### TO BE DONE
Copy the records below exactly as they are written.

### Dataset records
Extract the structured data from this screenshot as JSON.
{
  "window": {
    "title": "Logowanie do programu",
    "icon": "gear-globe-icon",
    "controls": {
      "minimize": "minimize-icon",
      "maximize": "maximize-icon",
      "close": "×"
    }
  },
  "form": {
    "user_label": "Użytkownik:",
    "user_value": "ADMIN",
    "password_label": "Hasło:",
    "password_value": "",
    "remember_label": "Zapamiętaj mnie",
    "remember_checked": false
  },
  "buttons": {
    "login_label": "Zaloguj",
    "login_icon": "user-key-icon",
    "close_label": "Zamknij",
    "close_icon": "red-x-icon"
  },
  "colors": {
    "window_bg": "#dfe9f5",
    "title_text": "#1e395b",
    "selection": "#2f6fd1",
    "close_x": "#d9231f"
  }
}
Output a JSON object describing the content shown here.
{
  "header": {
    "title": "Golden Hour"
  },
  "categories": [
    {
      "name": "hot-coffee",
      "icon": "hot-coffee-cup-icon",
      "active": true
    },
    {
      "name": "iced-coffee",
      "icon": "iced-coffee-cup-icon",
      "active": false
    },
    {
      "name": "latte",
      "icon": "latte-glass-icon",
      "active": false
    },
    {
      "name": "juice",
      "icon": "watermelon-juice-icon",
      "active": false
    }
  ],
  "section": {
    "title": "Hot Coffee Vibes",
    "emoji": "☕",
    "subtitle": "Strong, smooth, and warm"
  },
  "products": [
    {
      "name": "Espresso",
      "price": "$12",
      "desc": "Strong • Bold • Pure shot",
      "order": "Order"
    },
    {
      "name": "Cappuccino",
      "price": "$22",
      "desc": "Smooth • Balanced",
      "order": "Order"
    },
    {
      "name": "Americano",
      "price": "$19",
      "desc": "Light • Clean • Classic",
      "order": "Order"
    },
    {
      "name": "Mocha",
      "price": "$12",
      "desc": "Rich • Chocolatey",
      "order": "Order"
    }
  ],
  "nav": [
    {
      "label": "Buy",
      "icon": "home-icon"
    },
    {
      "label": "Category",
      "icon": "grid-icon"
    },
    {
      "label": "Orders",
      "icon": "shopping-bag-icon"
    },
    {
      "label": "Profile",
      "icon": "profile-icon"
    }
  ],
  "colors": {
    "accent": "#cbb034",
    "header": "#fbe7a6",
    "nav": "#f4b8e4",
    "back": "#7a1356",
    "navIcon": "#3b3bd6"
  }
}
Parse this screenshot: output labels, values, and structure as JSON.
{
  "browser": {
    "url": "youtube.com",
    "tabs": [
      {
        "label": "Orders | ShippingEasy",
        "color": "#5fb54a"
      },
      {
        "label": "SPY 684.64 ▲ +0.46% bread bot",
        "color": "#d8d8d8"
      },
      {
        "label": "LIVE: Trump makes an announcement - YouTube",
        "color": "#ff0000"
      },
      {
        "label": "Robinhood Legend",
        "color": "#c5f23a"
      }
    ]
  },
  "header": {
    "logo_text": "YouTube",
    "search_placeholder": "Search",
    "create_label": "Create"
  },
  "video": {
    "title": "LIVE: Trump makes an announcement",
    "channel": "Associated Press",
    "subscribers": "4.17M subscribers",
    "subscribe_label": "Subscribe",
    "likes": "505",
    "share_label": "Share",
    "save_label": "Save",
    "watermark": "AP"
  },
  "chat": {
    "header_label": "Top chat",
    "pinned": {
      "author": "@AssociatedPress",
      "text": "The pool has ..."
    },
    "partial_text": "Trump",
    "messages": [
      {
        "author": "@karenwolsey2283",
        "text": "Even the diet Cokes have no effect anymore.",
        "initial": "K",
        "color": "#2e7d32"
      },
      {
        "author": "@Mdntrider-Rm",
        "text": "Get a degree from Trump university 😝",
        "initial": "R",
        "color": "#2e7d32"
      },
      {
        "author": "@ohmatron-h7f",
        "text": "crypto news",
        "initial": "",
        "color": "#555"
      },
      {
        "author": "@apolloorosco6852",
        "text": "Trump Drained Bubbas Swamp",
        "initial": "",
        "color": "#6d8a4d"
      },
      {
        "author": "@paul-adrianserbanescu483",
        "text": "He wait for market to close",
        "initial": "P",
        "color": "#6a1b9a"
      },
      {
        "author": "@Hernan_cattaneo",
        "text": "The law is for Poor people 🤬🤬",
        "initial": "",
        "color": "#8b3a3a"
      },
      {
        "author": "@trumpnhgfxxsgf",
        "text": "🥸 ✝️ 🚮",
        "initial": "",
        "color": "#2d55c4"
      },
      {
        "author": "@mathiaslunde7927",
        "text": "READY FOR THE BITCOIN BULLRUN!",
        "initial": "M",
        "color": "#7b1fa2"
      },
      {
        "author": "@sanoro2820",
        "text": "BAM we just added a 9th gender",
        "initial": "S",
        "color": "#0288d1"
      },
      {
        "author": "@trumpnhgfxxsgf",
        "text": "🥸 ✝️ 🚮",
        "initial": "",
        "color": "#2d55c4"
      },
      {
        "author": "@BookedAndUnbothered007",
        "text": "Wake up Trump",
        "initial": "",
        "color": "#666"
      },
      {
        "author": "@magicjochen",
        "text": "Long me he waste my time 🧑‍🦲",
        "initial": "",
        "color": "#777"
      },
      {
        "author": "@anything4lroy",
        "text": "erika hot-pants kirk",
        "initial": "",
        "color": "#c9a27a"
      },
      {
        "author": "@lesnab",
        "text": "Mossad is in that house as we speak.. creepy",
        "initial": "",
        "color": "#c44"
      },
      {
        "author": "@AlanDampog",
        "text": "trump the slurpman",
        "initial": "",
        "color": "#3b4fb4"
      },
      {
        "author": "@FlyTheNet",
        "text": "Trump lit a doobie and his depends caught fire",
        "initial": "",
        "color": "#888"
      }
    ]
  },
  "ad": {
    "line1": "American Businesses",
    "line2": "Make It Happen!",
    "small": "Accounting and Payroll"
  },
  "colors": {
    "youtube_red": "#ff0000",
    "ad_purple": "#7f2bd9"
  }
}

### RESULT
Extract the structured data from this screenshot as JSON.
{
  "window": {
    "title": "Logowanie do programu",
    "icon": "gear-globe-icon",
    "controls": {
      "minimize": "minimize-icon",
      "maximize": "maximize-icon",
      "close": "×"
    }
  },
  "form": {
    "user_label": "Użytkownik:",
    "user_value": "ADMIN",
    "password_label": "Hasło:",
    "password_value": "",
    "remember_label": "Zapamiętaj mnie",
    "remember_checked": false
  },
  "buttons": {
    "login_label": "Zaloguj",
    "login_icon": "user-key-icon",
    "close_label": "Zamknij",
    "close_icon": "red-x-icon"
  },
  "colors": {
    "window_bg": "#dfe9f5",
    "title_text": "#1e395b",
    "selection": "#2f6fd1",
    "close_x": "#d9231f"
  }
}
Output a JSON object describing the content shown here.
{
  "header": {
    "title": "Golden Hour"
  },
  "categories": [
    {
      "name": "hot-coffee",
      "icon": "hot-coffee-cup-icon",
      "active": true
    },
    {
      "name": "iced-coffee",
      "icon": "iced-coffee-cup-icon",
      "active": false
    },
    {
      "name": "latte",
      "icon": "latte-glass-icon",
      "active": false
    },
    {
      "name": "juice",
      "icon": "watermelon-juice-icon",
      "active": false
    }
  ],
  "section": {
    "title": "Hot Coffee Vibes",
    "emoji": "☕",
    "subtitle": "Strong, smooth, and warm"
  },
  "products": [
    {
      "name": "Espresso",
      "price": "$12",
      "desc": "Strong • Bold • Pure shot",
      "order": "Order"
    },
    {
      "name": "Cappuccino",
      "price": "$22",
      "desc": "Smooth • Balanced",
      "order": "Order"
    },
    {
      "name": "Americano",
      "price": "$19",
      "desc": "Light • Clean • Classic",
      "order": "Order"
    },
    {
      "name": "Mocha",
      "price": "$12",
      "desc": "Rich • Chocolatey",
      "order": "Order"
    }
  ],
  "nav": [
    {
      "label": "Buy",
      "icon": "home-icon"
    },
    {
      "label": "Category",
      "icon": "grid-icon"
    },
    {
      "label": "Orders",
      "icon": "shopping-bag-icon"
    },
    {
      "label": "Profile",
      "icon": "profile-icon"
    }
  ],
  "colors": {
    "accent": "#cbb034",
    "header": "#fbe7a6",
    "nav": "#f4b8e4",
    "back": "#7a1356",
    "navIcon": "#3b3bd6"
  }
}
Parse this screenshot: output labels, values, and structure as JSON.
{
  "browser": {
    "url": "youtube.com",
    "tabs": [
      {
        "label": "Orders | ShippingEasy",
        "color": "#5fb54a"
      },
      {
        "label": "SPY 684.64 ▲ +0.46% bread bot",
        "color": "#d8d8d8"
      },
      {
        "label": "LIVE: Trump makes an announcement - YouTube",
        "color": "#ff0000"
      },
      {
        "label": "Robinhood Legend",
        "color": "#c5f23a"
      }
    ]
  },
  "header": {
    "logo_text": "YouTube",
    "search_placeholder": "Search",
    "create_label": "Create"
  },
  "video": {
    "title": "LIVE: Trump makes an announcement",
    "channel": "Associated Press",
    "subscribers": "4.17M subscribers",
    "subscribe_label": "Subscribe",
    "likes": "505",
    "share_label": "Share",
    "save_label": "Save",
    "watermark": "AP"
  },
  "chat": {
    "header_label": "Top chat",
    "pinned": {
      "author": "@AssociatedPress",
      "text": "The pool has ..."
    },
    "partial_text": "Trump",
    "messages": [
      {
        "author": "@karenwolsey2283",
        "text": "Even the diet Cokes have no effect anymore.",
        "initial": "K",
        "color": "#2e7d32"
      },
      {
        "author": "@Mdntrider-Rm",
        "text": "Get a degree from Trump university 😝",
        "initial": "R",
        "color": "#2e7d32"
      },
      {
        "author": "@ohmatron-h7f",
        "text": "crypto news",
        "initial": "",
        "color": "#555"
      },
      {
        "author": "@apolloorosco6852",
        "text": "Trump Drained Bubbas Swamp",
        "initial": "",
        "color": "#6d8a4d"
      },
      {
        "author": "@paul-adrianserbanescu483",
        "text": "He wait for market to close",
        "initial": "P",
        "color": "#6a1b9a"
      },
      {
        "author": "@Hernan_cattaneo",
        "text": "The law is for Poor people 🤬🤬",
        "initial": "",
        "color": "#8b3a3a"
      },
      {
        "author": "@trumpnhgfxxsgf",
        "text": "🥸 ✝️ 🚮",
        "initial": "",
        "color": "#2d55c4"
      },
      {
        "author": "@mathiaslunde7927",
        "text": "READY FOR THE BITCOIN BULLRUN!",
        "initial": "M",
        "color": "#7b1fa2"
      },
      {
        "author": "@sanoro2820",
        "text": "BAM we just added a 9th gender",
        "initial": "S",
        "color": "#0288d1"
      },
      {
        "author": "@trumpnhgfxxsgf",
        "text": "🥸 ✝️ 🚮",
        "initial": "",
        "color": "#2d55c4"
      },
      {
        "author": "@BookedAndUnbothered007",
        "text": "Wake up Trump",
        "initial": "",
        "color": "#666"
      },
      {
        "author": "@magicjochen",
        "text": "Long me he waste my time 🧑‍🦲",
        "initial": "",
        "color": "#777"
      },
      {
        "author": "@anything4lroy",
        "text": "erika hot-pants kirk",
        "initial": "",
        "color": "#c9a27a"
      },
      {
        "author": "@lesnab",
        "text": "Mossad is in that house as we speak.. creepy",
        "initial": "",
        "color": "#c44"
      },
      {
        "author": "@AlanDampog",
        "text": "trump the slurpman",
        "initial": "",
        "color": "#3b4fb4"
      },
      {
        "author": "@FlyTheNet",
        "text": "Trump lit a doobie and his depends caught fire",
        "initial": "",
        "color": "#888"
      }
    ]
  },
  "ad": {
    "line1": "American Businesses",
    "line2": "Make It Happen!",
    "small": "Accounting and Payroll"
  },
  "colors": {
    "youtube_red": "#ff0000",
    "ad_purple": "#7f2bd9"
  }
}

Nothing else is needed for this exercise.